**Written task:** Could you write out every record below exactly, leaving out any pictures?

**Records from a collection:**
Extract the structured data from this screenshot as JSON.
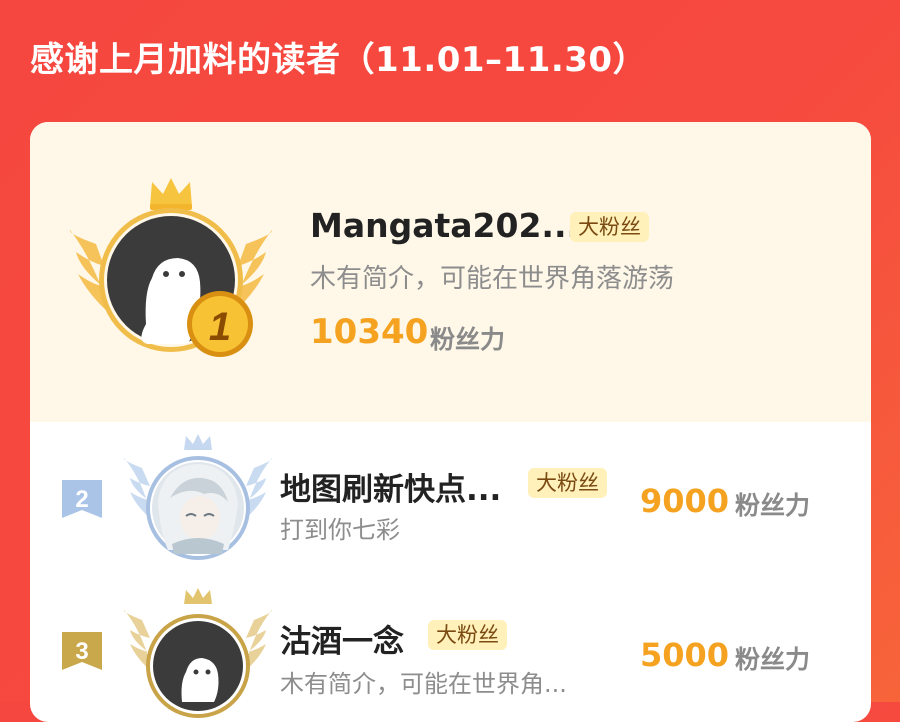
{
  "header": {
    "title": "感谢上月加料的读者（11.01–11.30）"
  },
  "fans": [
    {
      "rank": "1",
      "name": "Mangata202...",
      "badge": "大粉丝",
      "bio": "木有简介，可能在世界角落游荡",
      "score": "10340",
      "score_unit": "粉丝力"
    },
    {
      "rank": "2",
      "name": "地图刷新快点...",
      "badge": "大粉丝",
      "bio": "打到你七彩",
      "score": "9000",
      "score_unit": "粉丝力"
    },
    {
      "rank": "3",
      "name": "沽酒一念",
      "badge": "大粉丝",
      "bio": "木有简介，可能在世界角...",
      "score": "5000",
      "score_unit": "粉丝力"
    }
  ],
  "colors": {
    "background": "#f5473f",
    "gold": "#f4a21f",
    "silver": "#a9c4e6",
    "bronze": "#c9a84c",
    "highlight_row": "#fff8e9"
  },
  "icons": [
    "crown-icon",
    "wings-icon",
    "rank-medal-icon",
    "rank-ribbon-icon",
    "avatar-placeholder-icon"
  ]
}
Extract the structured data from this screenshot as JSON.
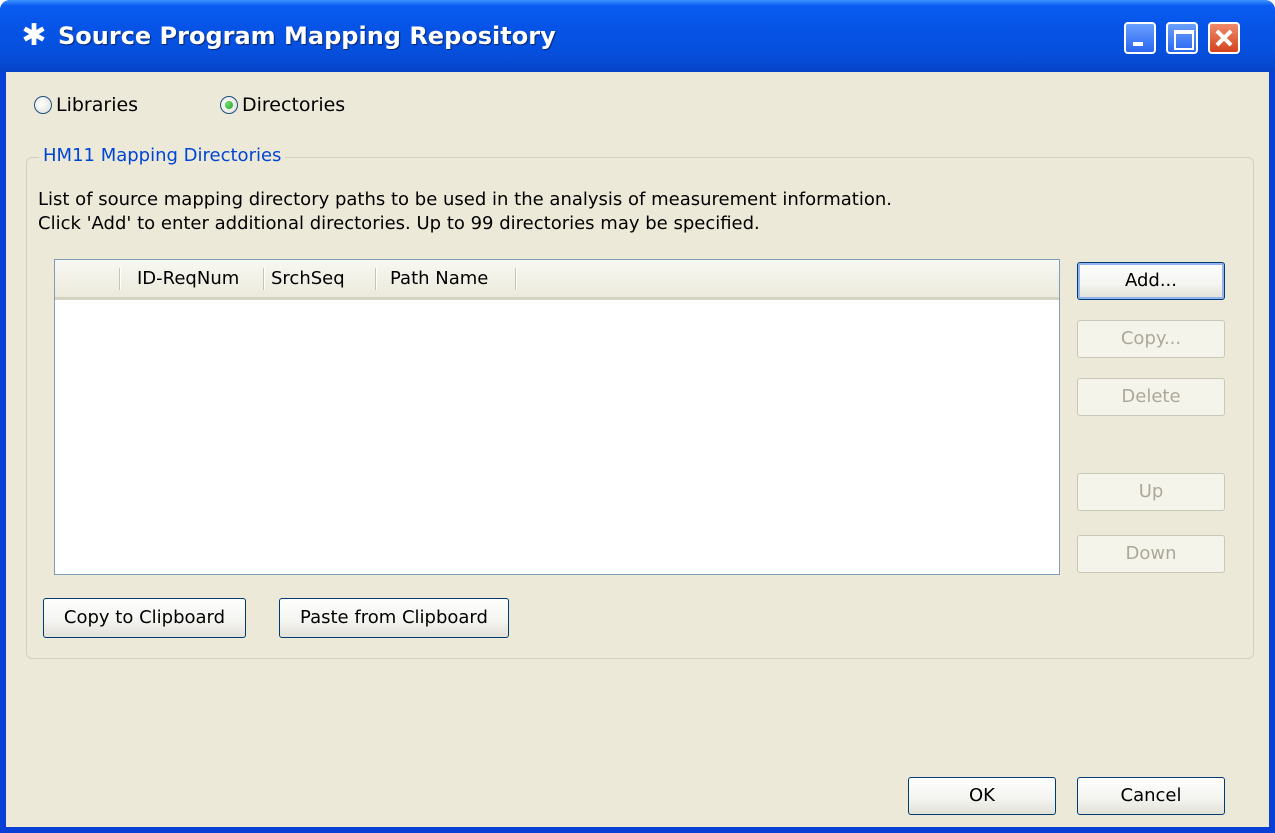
{
  "window": {
    "title": "Source Program Mapping Repository",
    "icon": "asterisk-app-icon"
  },
  "source_type": {
    "options": [
      {
        "label": "Libraries",
        "selected": false
      },
      {
        "label": "Directories",
        "selected": true
      }
    ]
  },
  "group": {
    "legend": "HM11 Mapping Directories",
    "description_line1": "List of source mapping directory paths to be used in the analysis of measurement information.",
    "description_line2": "Click 'Add' to enter additional directories.  Up to 99 directories may be specified."
  },
  "table": {
    "columns": [
      "",
      "ID-ReqNum",
      "SrchSeq",
      "Path Name"
    ],
    "rows": []
  },
  "side_buttons": {
    "add": "Add...",
    "copy": "Copy...",
    "delete": "Delete",
    "up": "Up",
    "down": "Down"
  },
  "clipboard": {
    "copy": "Copy to Clipboard",
    "paste": "Paste from Clipboard"
  },
  "dialog_buttons": {
    "ok": "OK",
    "cancel": "Cancel"
  }
}
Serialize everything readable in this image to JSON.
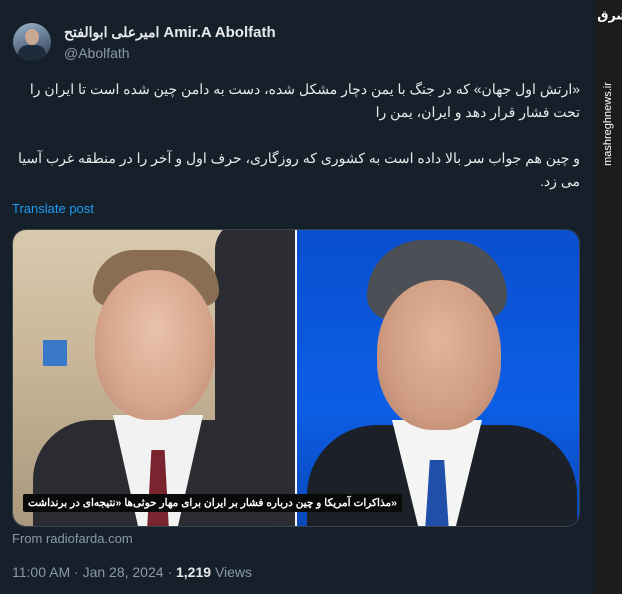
{
  "author": {
    "display_name": "Amir.A Abolfath",
    "display_name_fa": "امیرعلی ابوالفتح",
    "handle": "@Abolfath"
  },
  "tweet": {
    "paragraph_1": "«ارتش اول جهان» که در جنگ با یمن دچار مشکل شده، دست به دامن چین شده است تا ایران را تحت فشار قرار دهد و ایران، یمن را",
    "paragraph_2": "و چین هم جواب سر بالا داده است به کشوری که روزگاری، حرف اول و آخر را در منطقه غرب آسیا می زد.",
    "translate_label": "Translate post"
  },
  "media": {
    "caption": "«مذاکرات آمریکا و چین درباره فشار بر ایران برای مهار حوثی‌ها «نتیجه‌ای در برنداشت",
    "source": "From radiofarda.com"
  },
  "meta": {
    "time": "11:00 AM",
    "date": "Jan 28, 2024",
    "views_count": "1,219",
    "views_label": "Views"
  },
  "sidebar": {
    "logo_text": "مشرق",
    "site": "mashreghnews.ir"
  },
  "colors": {
    "background": "#15202b",
    "link": "#1d9bf0",
    "secondary_text": "#8b98a5"
  }
}
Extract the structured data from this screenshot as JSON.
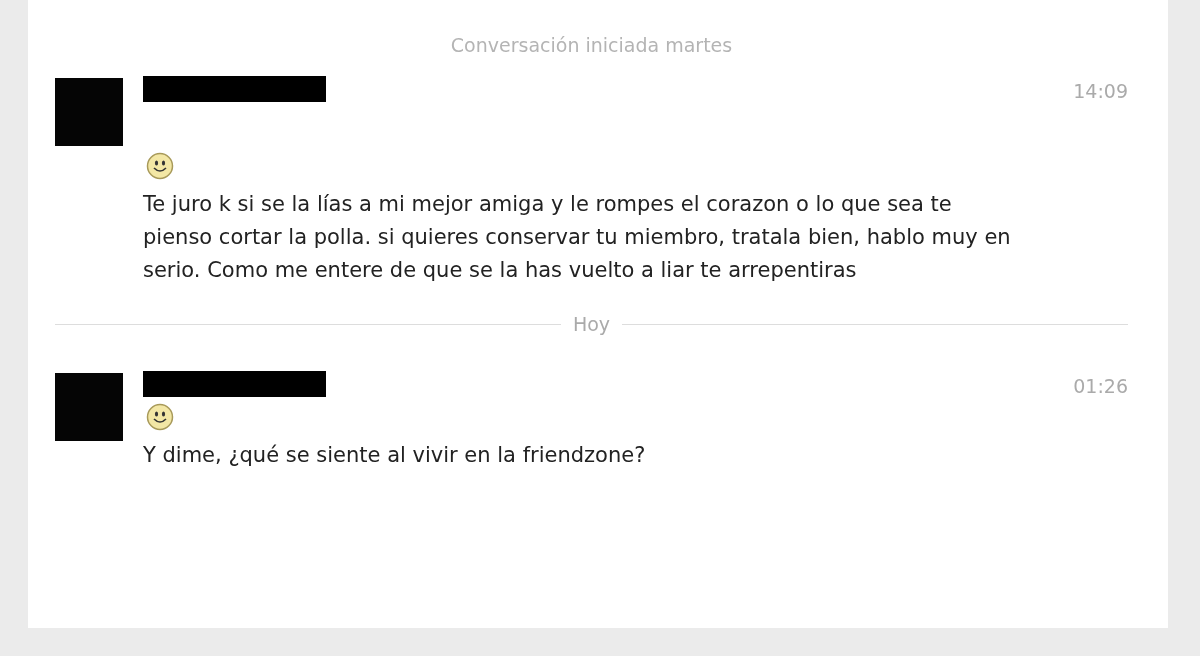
{
  "header": "Conversación iniciada martes",
  "messages": [
    {
      "time": "14:09",
      "text": "Te juro k si se la lías a mi mejor amiga y le rompes el corazon o lo que sea te pienso cortar la polla. si quieres conservar tu miembro, tratala bien, hablo muy en serio. Como me entere de que se la has vuelto a liar te arrepentiras",
      "divider_after": "Hoy"
    },
    {
      "time": "01:26",
      "text": "Y dime, ¿qué se siente al vivir en la friendzone?"
    }
  ]
}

**Task output:**
Extract the structured data from this screenshot as JSON.
{
  "header": {
    "title": "感谢上月加料的读者（11.01–11.30）"
  },
  "fans": [
    {
      "rank": "1",
      "name": "Mangata202...",
      "badge": "大粉丝",
      "bio": "木有简介，可能在世界角落游荡",
      "score": "10340",
      "score_unit": "粉丝力"
    },
    {
      "rank": "2",
      "name": "地图刷新快点...",
      "badge": "大粉丝",
      "bio": "打到你七彩",
      "score": "9000",
      "score_unit": "粉丝力"
    },
    {
      "rank": "3",
      "name": "沽酒一念",
      "badge": "大粉丝",
      "bio": "木有简介，可能在世界角...",
      "score": "5000",
      "score_unit": "粉丝力"
    }
  ],
  "colors": {
    "background": "#f5473f",
    "gold": "#f4a21f",
    "silver": "#a9c4e6",
    "bronze": "#c9a84c",
    "highlight_row": "#fff8e9"
  },
  "icons": [
    "crown-icon",
    "wings-icon",
    "rank-medal-icon",
    "rank-ribbon-icon",
    "avatar-placeholder-icon"
  ]
}
Extract the structured data from this screenshot as JSON.
{
  "window": {
    "title": "Source Program Mapping Repository",
    "icon": "asterisk-app-icon"
  },
  "source_type": {
    "options": [
      {
        "label": "Libraries",
        "selected": false
      },
      {
        "label": "Directories",
        "selected": true
      }
    ]
  },
  "group": {
    "legend": "HM11 Mapping Directories",
    "description_line1": "List of source mapping directory paths to be used in the analysis of measurement information.",
    "description_line2": "Click 'Add' to enter additional directories.  Up to 99 directories may be specified."
  },
  "table": {
    "columns": [
      "",
      "ID-ReqNum",
      "SrchSeq",
      "Path Name"
    ],
    "rows": []
  },
  "side_buttons": {
    "add": "Add...",
    "copy": "Copy...",
    "delete": "Delete",
    "up": "Up",
    "down": "Down"
  },
  "clipboard": {
    "copy": "Copy to Clipboard",
    "paste": "Paste from Clipboard"
  },
  "dialog_buttons": {
    "ok": "OK",
    "cancel": "Cancel"
  }
}
Serialize everything readable in this image to JSON.
{
  "author": {
    "display_name": "Amir.A Abolfath",
    "display_name_fa": "امیرعلی ابوالفتح",
    "handle": "@Abolfath"
  },
  "tweet": {
    "paragraph_1": "«ارتش اول جهان» که در جنگ با یمن دچار مشکل شده، دست به دامن چین شده است تا ایران را تحت فشار قرار دهد و ایران، یمن را",
    "paragraph_2": "و چین هم جواب سر بالا داده است به کشوری که روزگاری، حرف اول و آخر را در منطقه غرب آسیا می زد.",
    "translate_label": "Translate post"
  },
  "media": {
    "caption": "«مذاکرات آمریکا و چین درباره فشار بر ایران برای مهار حوثی‌ها «نتیجه‌ای در برنداشت",
    "source": "From radiofarda.com"
  },
  "meta": {
    "time": "11:00 AM",
    "date": "Jan 28, 2024",
    "views_count": "1,219",
    "views_label": "Views"
  },
  "sidebar": {
    "logo_text": "مشرق",
    "site": "mashreghnews.ir"
  },
  "colors": {
    "background": "#15202b",
    "link": "#1d9bf0",
    "secondary_text": "#8b98a5"
  }
}
Extract the structured data from this screenshot as JSON.
{
  "header": "Conversación iniciada martes",
  "messages": [
    {
      "time": "14:09",
      "text": "Te juro k si se la lías a mi mejor amiga y le rompes el corazon o lo que sea te pienso cortar la polla. si quieres conservar tu miembro, tratala bien, hablo muy en serio. Como me entere de que se la has vuelto a liar te arrepentiras",
      "divider_after": "Hoy"
    },
    {
      "time": "01:26",
      "text": "Y dime, ¿qué se siente al vivir en la friendzone?"
    }
  ]
}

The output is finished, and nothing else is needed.